Give the listing again, word for word.

──────

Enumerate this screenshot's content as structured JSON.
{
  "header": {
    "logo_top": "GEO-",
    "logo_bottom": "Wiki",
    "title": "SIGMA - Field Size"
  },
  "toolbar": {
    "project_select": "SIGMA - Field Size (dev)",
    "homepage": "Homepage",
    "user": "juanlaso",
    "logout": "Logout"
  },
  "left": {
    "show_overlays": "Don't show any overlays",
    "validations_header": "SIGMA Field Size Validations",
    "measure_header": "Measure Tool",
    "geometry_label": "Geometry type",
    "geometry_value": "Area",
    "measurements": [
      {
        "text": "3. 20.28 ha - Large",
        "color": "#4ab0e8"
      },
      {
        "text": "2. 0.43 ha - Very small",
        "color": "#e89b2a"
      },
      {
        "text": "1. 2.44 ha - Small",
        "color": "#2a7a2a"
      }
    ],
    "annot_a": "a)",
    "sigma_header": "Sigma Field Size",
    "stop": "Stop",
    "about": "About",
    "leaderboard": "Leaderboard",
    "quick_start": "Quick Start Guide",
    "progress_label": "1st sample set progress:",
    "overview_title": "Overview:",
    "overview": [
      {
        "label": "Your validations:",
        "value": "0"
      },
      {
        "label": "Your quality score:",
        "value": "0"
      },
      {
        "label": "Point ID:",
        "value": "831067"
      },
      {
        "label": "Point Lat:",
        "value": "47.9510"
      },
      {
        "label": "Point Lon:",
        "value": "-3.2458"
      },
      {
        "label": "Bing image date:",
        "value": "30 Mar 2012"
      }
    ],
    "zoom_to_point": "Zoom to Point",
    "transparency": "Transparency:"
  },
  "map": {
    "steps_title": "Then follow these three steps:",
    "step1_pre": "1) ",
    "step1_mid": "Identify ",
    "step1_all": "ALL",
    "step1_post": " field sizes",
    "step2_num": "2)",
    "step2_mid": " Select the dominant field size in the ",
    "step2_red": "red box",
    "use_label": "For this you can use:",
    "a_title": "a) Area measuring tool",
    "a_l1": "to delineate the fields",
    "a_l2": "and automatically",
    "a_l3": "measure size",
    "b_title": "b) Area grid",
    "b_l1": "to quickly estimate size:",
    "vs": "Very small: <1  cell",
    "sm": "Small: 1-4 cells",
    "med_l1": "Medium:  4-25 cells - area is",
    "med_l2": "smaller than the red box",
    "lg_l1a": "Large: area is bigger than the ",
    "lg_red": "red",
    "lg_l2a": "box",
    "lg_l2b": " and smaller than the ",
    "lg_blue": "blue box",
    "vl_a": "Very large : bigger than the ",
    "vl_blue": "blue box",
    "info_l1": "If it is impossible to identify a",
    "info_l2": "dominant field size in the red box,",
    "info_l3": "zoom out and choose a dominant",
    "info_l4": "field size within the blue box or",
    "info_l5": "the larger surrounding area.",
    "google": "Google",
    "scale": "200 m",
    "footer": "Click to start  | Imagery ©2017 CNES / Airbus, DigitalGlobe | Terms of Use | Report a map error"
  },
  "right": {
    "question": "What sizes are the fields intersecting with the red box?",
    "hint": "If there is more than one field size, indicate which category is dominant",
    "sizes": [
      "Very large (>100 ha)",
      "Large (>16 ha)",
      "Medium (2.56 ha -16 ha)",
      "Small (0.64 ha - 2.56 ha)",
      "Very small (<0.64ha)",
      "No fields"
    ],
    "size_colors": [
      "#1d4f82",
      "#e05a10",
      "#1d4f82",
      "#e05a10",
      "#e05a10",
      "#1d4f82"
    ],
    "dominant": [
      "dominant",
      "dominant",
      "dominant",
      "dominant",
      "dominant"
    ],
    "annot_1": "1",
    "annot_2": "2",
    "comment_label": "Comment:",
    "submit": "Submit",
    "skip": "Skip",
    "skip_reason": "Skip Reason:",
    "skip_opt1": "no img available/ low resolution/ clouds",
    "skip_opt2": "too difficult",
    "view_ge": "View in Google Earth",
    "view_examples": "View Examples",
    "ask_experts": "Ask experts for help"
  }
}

──────

» **Your response**
Enumerate this screenshot's content as structured JSON.
{
  "header": {
    "logo_top": "GEO-",
    "logo_bottom": "Wiki",
    "title": "SIGMA - Field Size"
  },
  "toolbar": {
    "project_select": "SIGMA - Field Size (dev)",
    "homepage": "Homepage",
    "user": "juanlaso",
    "logout": "Logout"
  },
  "left": {
    "show_overlays": "Don't show any overlays",
    "validations_header": "SIGMA Field Size Validations",
    "measure_header": "Measure Tool",
    "geometry_label": "Geometry type",
    "geometry_value": "Area",
    "measurements": [
      {
        "text": "3. 20.28 ha - Large",
        "color": "#4ab0e8"
      },
      {
        "text": "2. 0.43 ha - Very small",
        "color": "#e89b2a"
      },
      {
        "text": "1. 2.44 ha - Small",
        "color": "#2a7a2a"
      }
    ],
    "annot_a": "a)",
    "sigma_header": "Sigma Field Size",
    "stop": "Stop",
    "about": "About",
    "leaderboard": "Leaderboard",
    "quick_start": "Quick Start Guide",
    "progress_label": "1st sample set progress:",
    "overview_title": "Overview:",
    "overview": [
      {
        "label": "Your validations:",
        "value": "0"
      },
      {
        "label": "Your quality score:",
        "value": "0"
      },
      {
        "label": "Point ID:",
        "value": "831067"
      },
      {
        "label": "Point Lat:",
        "value": "47.9510"
      },
      {
        "label": "Point Lon:",
        "value": "-3.2458"
      },
      {
        "label": "Bing image date:",
        "value": "30 Mar 2012"
      }
    ],
    "zoom_to_point": "Zoom to Point",
    "transparency": "Transparency:"
  },
  "map": {
    "steps_title": "Then follow these three steps:",
    "step1_pre": "1) ",
    "step1_mid": "Identify ",
    "step1_all": "ALL",
    "step1_post": " field sizes",
    "step2_num": "2)",
    "step2_mid": " Select the dominant field size in the ",
    "step2_red": "red box",
    "use_label": "For this you can use:",
    "a_title": "a) Area measuring tool",
    "a_l1": "to delineate the fields",
    "a_l2": "and automatically",
    "a_l3": "measure size",
    "b_title": "b) Area grid",
    "b_l1": "to quickly estimate size:",
    "vs": "Very small: <1  cell",
    "sm": "Small: 1-4 cells",
    "med_l1": "Medium:  4-25 cells - area is",
    "med_l2": "smaller than the red box",
    "lg_l1a": "Large: area is bigger than the ",
    "lg_red": "red",
    "lg_l2a": "box",
    "lg_l2b": " and smaller than the ",
    "lg_blue": "blue box",
    "vl_a": "Very large : bigger than the ",
    "vl_blue": "blue box",
    "info_l1": "If it is impossible to identify a",
    "info_l2": "dominant field size in the red box,",
    "info_l3": "zoom out and choose a dominant",
    "info_l4": "field size within the blue box or",
    "info_l5": "the larger surrounding area.",
    "google": "Google",
    "scale": "200 m",
    "footer": "Click to start  | Imagery ©2017 CNES / Airbus, DigitalGlobe | Terms of Use | Report a map error"
  },
  "right": {
    "question": "What sizes are the fields intersecting with the red box?",
    "hint": "If there is more than one field size, indicate which category is dominant",
    "sizes": [
      "Very large (>100 ha)",
      "Large (>16 ha)",
      "Medium (2.56 ha -16 ha)",
      "Small (0.64 ha - 2.56 ha)",
      "Very small (<0.64ha)",
      "No fields"
    ],
    "size_colors": [
      "#1d4f82",
      "#e05a10",
      "#1d4f82",
      "#e05a10",
      "#e05a10",
      "#1d4f82"
    ],
    "dominant": [
      "dominant",
      "dominant",
      "dominant",
      "dominant",
      "dominant"
    ],
    "annot_1": "1",
    "annot_2": "2",
    "comment_label": "Comment:",
    "submit": "Submit",
    "skip": "Skip",
    "skip_reason": "Skip Reason:",
    "skip_opt1": "no img available/ low resolution/ clouds",
    "skip_opt2": "too difficult",
    "view_ge": "View in Google Earth",
    "view_examples": "View Examples",
    "ask_experts": "Ask experts for help"
  }
}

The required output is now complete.